Laurel & Hardy in JITTERBUGS (1943) – Middling L&H, but still worth the while

StanInDrag

(WARNING: Major spoilers abound!)

Far from the piece of perfection most Laurel & Hardy historians would have you believe it is, Jitterbugs is a very mixed bag. Its anti-L&H elements include:

* some atypical L&H disguises and impersonations, which were evidently such a hit that screenwriter Scott Darling (of whom it was once said that he “had but a single story to tell”) felt compelled to repeat the gimmick in subsequent L&H screenplays.

* The Musical Numbers Nobody Cares About, all performed by 20th Century-Fox ingenue Vivian Blaine, who receives co-star billing with L&H. (This seemed to be the big studios’ way of putting iconoclastic comedy stars in their places. Two years earlier, overbaked singer Tony Martin got equal billing with The Marx Brothers in The Big Store.)

* The once-in-a-lifetime sight of Ollie in a zoot suit, declaring, “Come on, hep cats! We’re going to spread a load of jam!” (The movie presents this moment absolutely straight, though it seems primed for a sidelong glance at Stan followed by, “Here’s another nice mess you’ve gotten me into!”)

·····

■ **What this exercise asks**
#1 Please output the part of the Jitterbugs review that begins at the words "Far from the" and stops after the words "subsequent L&H screenplays.", copied word for word.
#2 Go on with the Jitterbugs review, starting right after its last sentence.

Data records
·····

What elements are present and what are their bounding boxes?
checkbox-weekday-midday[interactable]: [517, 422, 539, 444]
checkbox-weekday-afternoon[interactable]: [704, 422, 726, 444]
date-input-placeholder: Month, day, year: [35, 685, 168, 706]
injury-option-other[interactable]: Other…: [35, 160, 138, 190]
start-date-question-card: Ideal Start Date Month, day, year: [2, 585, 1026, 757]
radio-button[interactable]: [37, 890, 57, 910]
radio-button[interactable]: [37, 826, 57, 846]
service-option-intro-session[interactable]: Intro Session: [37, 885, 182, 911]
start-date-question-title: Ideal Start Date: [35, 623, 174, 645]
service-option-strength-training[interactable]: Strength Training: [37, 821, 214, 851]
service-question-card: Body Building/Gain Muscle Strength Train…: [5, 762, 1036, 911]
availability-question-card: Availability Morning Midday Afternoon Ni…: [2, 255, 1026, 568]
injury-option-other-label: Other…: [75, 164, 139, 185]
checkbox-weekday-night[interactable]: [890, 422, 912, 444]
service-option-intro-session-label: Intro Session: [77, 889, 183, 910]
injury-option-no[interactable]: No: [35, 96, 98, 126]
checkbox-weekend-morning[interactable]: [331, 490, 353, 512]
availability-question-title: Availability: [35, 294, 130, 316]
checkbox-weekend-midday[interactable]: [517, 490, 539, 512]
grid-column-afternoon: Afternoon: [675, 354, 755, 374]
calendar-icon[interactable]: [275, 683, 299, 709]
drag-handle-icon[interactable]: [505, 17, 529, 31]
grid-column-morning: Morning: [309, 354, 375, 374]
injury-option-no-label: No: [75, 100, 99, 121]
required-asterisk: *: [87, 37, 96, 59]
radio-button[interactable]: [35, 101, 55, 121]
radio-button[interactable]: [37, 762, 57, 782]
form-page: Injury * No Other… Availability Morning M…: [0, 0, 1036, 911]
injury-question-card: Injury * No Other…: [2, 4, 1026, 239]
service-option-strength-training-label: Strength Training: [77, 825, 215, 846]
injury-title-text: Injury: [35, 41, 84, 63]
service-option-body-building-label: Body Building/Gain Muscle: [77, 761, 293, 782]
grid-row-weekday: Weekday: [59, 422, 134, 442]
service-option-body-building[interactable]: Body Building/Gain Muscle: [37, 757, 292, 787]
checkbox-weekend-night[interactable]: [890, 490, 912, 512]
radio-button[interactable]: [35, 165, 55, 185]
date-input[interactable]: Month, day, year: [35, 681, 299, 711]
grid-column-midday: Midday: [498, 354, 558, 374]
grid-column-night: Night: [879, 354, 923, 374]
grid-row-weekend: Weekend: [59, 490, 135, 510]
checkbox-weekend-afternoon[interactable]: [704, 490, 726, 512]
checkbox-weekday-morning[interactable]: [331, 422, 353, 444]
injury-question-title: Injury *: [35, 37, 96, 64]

·····

■ **Results by task**
#1
Far from the piece of perfection most Laurel & Hardy historians would have you believe it is, Jitterbugs is a very mixed bag. Its anti-L&H elements include:

* some atypical L&H disguises and impersonations, which were evidently such a hit that screenwriter Scott Darling (of whom it was once said that he “had but a single story to tell”) felt compelled to repeat the gimmick in subsequent L&H screenplays.

#2
And yet, just when you’re about to give on this mishmash, a worthwhile Stan-and-Ollie moment comes through. (Stan: “Y’know, Ollie, I was just thinking.” Ollie: “About what?” Stan: “Nothing, I was just thinking.”) Much like the movie’s climax, where Stan and Ollie try to escape from Fox’s standard-issue movie gangsters, Jitterbugs shows our beloved Stan and Ollie trying to wriggle free from an assembly-line script assembled by studio personnel who had not a clue about L&H comedy. Unlike some other L&H/Fox debacles (The Dancing Masters, anyone?), here the batting average is high enough to enjoy the movie.

The movie’s opening scene shows more promise than we eventually have a right to expect. Stan and Ollie’s car, with a wagon in tow, has sputtered to a stop in the middle of the desert. Naturally, this becomes Stan’s fault. Stan says “I’m sorry” to Ollie, and one wouldn’t think this to be much of a gag, much less a running one. Yet every time Stan apologizes to Ollie for the rest of the movie, it elicits a laugh, as though Stan could overcome his every gargantuan blunder by being as contrite as a kid with his hand caught in the cookie jar.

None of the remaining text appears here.